WHAT IS NEEDED:
Give back each entry unchanged, minus pictures.

===== RECORDS TO PROCESS =====

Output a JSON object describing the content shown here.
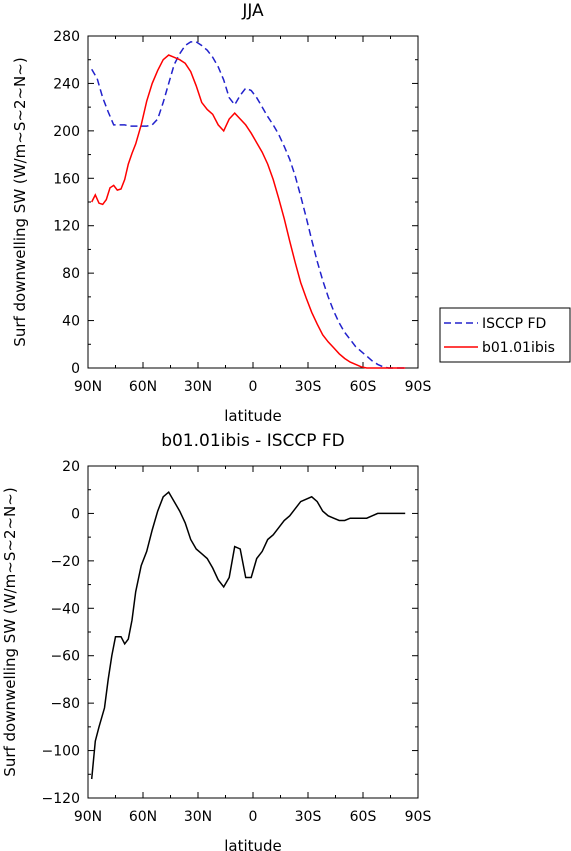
{
  "chart_data": [
    {
      "type": "line",
      "title": "JJA",
      "xlabel": "latitude",
      "ylabel": "Surf downwelling SW (W/m~S~2~N~)",
      "xlim": [
        90,
        -90
      ],
      "ylim": [
        0,
        280
      ],
      "x_ticks": [
        "90N",
        "60N",
        "30N",
        "0",
        "30S",
        "60S",
        "90S"
      ],
      "y_ticks": [
        "0",
        "40",
        "80",
        "120",
        "160",
        "200",
        "240",
        "280"
      ],
      "legend": "right",
      "series": [
        {
          "name": "ISCCP FD",
          "color": "#2222cc",
          "dash": "dashed",
          "x": [
            88,
            85,
            82,
            79,
            76,
            73,
            70,
            67,
            64,
            61,
            58,
            55,
            52,
            49,
            46,
            43,
            40,
            37,
            34,
            31,
            28,
            25,
            22,
            19,
            16,
            13,
            10,
            7,
            4,
            1,
            -2,
            -5,
            -8,
            -11,
            -14,
            -17,
            -20,
            -23,
            -26,
            -29,
            -32,
            -35,
            -38,
            -41,
            -44,
            -47,
            -50,
            -53,
            -56,
            -59,
            -62,
            -65,
            -68,
            -71,
            -74,
            -77,
            -80,
            -83
          ],
          "values": [
            252,
            244,
            228,
            216,
            205,
            205,
            205,
            204,
            204,
            204,
            204,
            205,
            210,
            224,
            240,
            256,
            265,
            272,
            275,
            275,
            272,
            268,
            262,
            254,
            243,
            228,
            222,
            230,
            236,
            234,
            228,
            220,
            212,
            205,
            197,
            187,
            176,
            162,
            145,
            127,
            108,
            90,
            74,
            60,
            48,
            38,
            30,
            24,
            18,
            14,
            10,
            6,
            3,
            1,
            0,
            0,
            0,
            0
          ]
        },
        {
          "name": "b01.01ibis",
          "color": "#ff0000",
          "dash": "solid",
          "x": [
            88,
            86,
            84,
            82,
            80,
            78,
            76,
            74,
            72,
            70,
            68,
            66,
            64,
            61,
            58,
            55,
            52,
            49,
            46,
            43,
            40,
            37,
            34,
            31,
            28,
            25,
            22,
            19,
            16,
            13,
            10,
            7,
            4,
            1,
            -2,
            -5,
            -8,
            -11,
            -14,
            -17,
            -20,
            -23,
            -26,
            -29,
            -32,
            -35,
            -38,
            -41,
            -44,
            -47,
            -50,
            -53,
            -56,
            -59,
            -62,
            -65,
            -68,
            -71,
            -74,
            -77,
            -80,
            -83
          ],
          "values": [
            140,
            146,
            139,
            138,
            142,
            152,
            154,
            150,
            151,
            159,
            172,
            181,
            189,
            205,
            225,
            240,
            251,
            260,
            264,
            262,
            260,
            257,
            250,
            238,
            224,
            218,
            214,
            205,
            200,
            210,
            215,
            210,
            205,
            198,
            190,
            182,
            172,
            159,
            143,
            126,
            107,
            89,
            72,
            59,
            47,
            37,
            28,
            22,
            17,
            12,
            8,
            5,
            3,
            1,
            0,
            0,
            0,
            0,
            0,
            0,
            0,
            0
          ]
        }
      ]
    },
    {
      "type": "line",
      "title": "b01.01ibis - ISCCP FD",
      "xlabel": "latitude",
      "ylabel": "Surf downwelling SW (W/m~S~2~N~)",
      "xlim": [
        90,
        -90
      ],
      "ylim": [
        -120,
        20
      ],
      "x_ticks": [
        "90N",
        "60N",
        "30N",
        "0",
        "30S",
        "60S",
        "90S"
      ],
      "y_ticks": [
        "20",
        "0",
        "−20",
        "−40",
        "−60",
        "−80",
        "−100",
        "−120"
      ],
      "series": [
        {
          "color": "#000000",
          "dash": "solid",
          "x": [
            88,
            86,
            84,
            81,
            79,
            77,
            75,
            72,
            70,
            68,
            66,
            64,
            61,
            58,
            55,
            52,
            49,
            46,
            43,
            40,
            37,
            34,
            31,
            28,
            25,
            22,
            19,
            16,
            13,
            10,
            7,
            4,
            1,
            -2,
            -5,
            -8,
            -11,
            -14,
            -17,
            -20,
            -23,
            -26,
            -29,
            -32,
            -35,
            -38,
            -41,
            -44,
            -47,
            -50,
            -53,
            -56,
            -59,
            -62,
            -65,
            -68,
            -71,
            -74,
            -77,
            -80,
            -83
          ],
          "values": [
            -112,
            -96,
            -90,
            -82,
            -70,
            -60,
            -52,
            -52,
            -55,
            -53,
            -45,
            -33,
            -22,
            -16,
            -7,
            1,
            7,
            9,
            5,
            1,
            -4,
            -11,
            -15,
            -17,
            -19,
            -23,
            -28,
            -31,
            -27,
            -14,
            -15,
            -27,
            -27,
            -19,
            -16,
            -11,
            -9,
            -6,
            -3,
            -1,
            2,
            5,
            6,
            7,
            5,
            1,
            -1,
            -2,
            -3,
            -3,
            -2,
            -2,
            -2,
            -2,
            -1,
            0,
            0,
            0,
            0,
            0,
            0
          ]
        }
      ]
    }
  ]
}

=====

THE REPLY:
Output a JSON object describing the content shown here.
{
  "chart_data": [
    {
      "type": "line",
      "title": "JJA",
      "xlabel": "latitude",
      "ylabel": "Surf downwelling SW (W/m~S~2~N~)",
      "xlim": [
        90,
        -90
      ],
      "ylim": [
        0,
        280
      ],
      "x_ticks": [
        "90N",
        "60N",
        "30N",
        "0",
        "30S",
        "60S",
        "90S"
      ],
      "y_ticks": [
        "0",
        "40",
        "80",
        "120",
        "160",
        "200",
        "240",
        "280"
      ],
      "legend": "right",
      "series": [
        {
          "name": "ISCCP FD",
          "color": "#2222cc",
          "dash": "dashed",
          "x": [
            88,
            85,
            82,
            79,
            76,
            73,
            70,
            67,
            64,
            61,
            58,
            55,
            52,
            49,
            46,
            43,
            40,
            37,
            34,
            31,
            28,
            25,
            22,
            19,
            16,
            13,
            10,
            7,
            4,
            1,
            -2,
            -5,
            -8,
            -11,
            -14,
            -17,
            -20,
            -23,
            -26,
            -29,
            -32,
            -35,
            -38,
            -41,
            -44,
            -47,
            -50,
            -53,
            -56,
            -59,
            -62,
            -65,
            -68,
            -71,
            -74,
            -77,
            -80,
            -83
          ],
          "values": [
            252,
            244,
            228,
            216,
            205,
            205,
            205,
            204,
            204,
            204,
            204,
            205,
            210,
            224,
            240,
            256,
            265,
            272,
            275,
            275,
            272,
            268,
            262,
            254,
            243,
            228,
            222,
            230,
            236,
            234,
            228,
            220,
            212,
            205,
            197,
            187,
            176,
            162,
            145,
            127,
            108,
            90,
            74,
            60,
            48,
            38,
            30,
            24,
            18,
            14,
            10,
            6,
            3,
            1,
            0,
            0,
            0,
            0
          ]
        },
        {
          "name": "b01.01ibis",
          "color": "#ff0000",
          "dash": "solid",
          "x": [
            88,
            86,
            84,
            82,
            80,
            78,
            76,
            74,
            72,
            70,
            68,
            66,
            64,
            61,
            58,
            55,
            52,
            49,
            46,
            43,
            40,
            37,
            34,
            31,
            28,
            25,
            22,
            19,
            16,
            13,
            10,
            7,
            4,
            1,
            -2,
            -5,
            -8,
            -11,
            -14,
            -17,
            -20,
            -23,
            -26,
            -29,
            -32,
            -35,
            -38,
            -41,
            -44,
            -47,
            -50,
            -53,
            -56,
            -59,
            -62,
            -65,
            -68,
            -71,
            -74,
            -77,
            -80,
            -83
          ],
          "values": [
            140,
            146,
            139,
            138,
            142,
            152,
            154,
            150,
            151,
            159,
            172,
            181,
            189,
            205,
            225,
            240,
            251,
            260,
            264,
            262,
            260,
            257,
            250,
            238,
            224,
            218,
            214,
            205,
            200,
            210,
            215,
            210,
            205,
            198,
            190,
            182,
            172,
            159,
            143,
            126,
            107,
            89,
            72,
            59,
            47,
            37,
            28,
            22,
            17,
            12,
            8,
            5,
            3,
            1,
            0,
            0,
            0,
            0,
            0,
            0,
            0,
            0
          ]
        }
      ]
    },
    {
      "type": "line",
      "title": "b01.01ibis - ISCCP FD",
      "xlabel": "latitude",
      "ylabel": "Surf downwelling SW (W/m~S~2~N~)",
      "xlim": [
        90,
        -90
      ],
      "ylim": [
        -120,
        20
      ],
      "x_ticks": [
        "90N",
        "60N",
        "30N",
        "0",
        "30S",
        "60S",
        "90S"
      ],
      "y_ticks": [
        "20",
        "0",
        "−20",
        "−40",
        "−60",
        "−80",
        "−100",
        "−120"
      ],
      "series": [
        {
          "color": "#000000",
          "dash": "solid",
          "x": [
            88,
            86,
            84,
            81,
            79,
            77,
            75,
            72,
            70,
            68,
            66,
            64,
            61,
            58,
            55,
            52,
            49,
            46,
            43,
            40,
            37,
            34,
            31,
            28,
            25,
            22,
            19,
            16,
            13,
            10,
            7,
            4,
            1,
            -2,
            -5,
            -8,
            -11,
            -14,
            -17,
            -20,
            -23,
            -26,
            -29,
            -32,
            -35,
            -38,
            -41,
            -44,
            -47,
            -50,
            -53,
            -56,
            -59,
            -62,
            -65,
            -68,
            -71,
            -74,
            -77,
            -80,
            -83
          ],
          "values": [
            -112,
            -96,
            -90,
            -82,
            -70,
            -60,
            -52,
            -52,
            -55,
            -53,
            -45,
            -33,
            -22,
            -16,
            -7,
            1,
            7,
            9,
            5,
            1,
            -4,
            -11,
            -15,
            -17,
            -19,
            -23,
            -28,
            -31,
            -27,
            -14,
            -15,
            -27,
            -27,
            -19,
            -16,
            -11,
            -9,
            -6,
            -3,
            -1,
            2,
            5,
            6,
            7,
            5,
            1,
            -1,
            -2,
            -3,
            -3,
            -2,
            -2,
            -2,
            -2,
            -1,
            0,
            0,
            0,
            0,
            0,
            0
          ]
        }
      ]
    }
  ]
}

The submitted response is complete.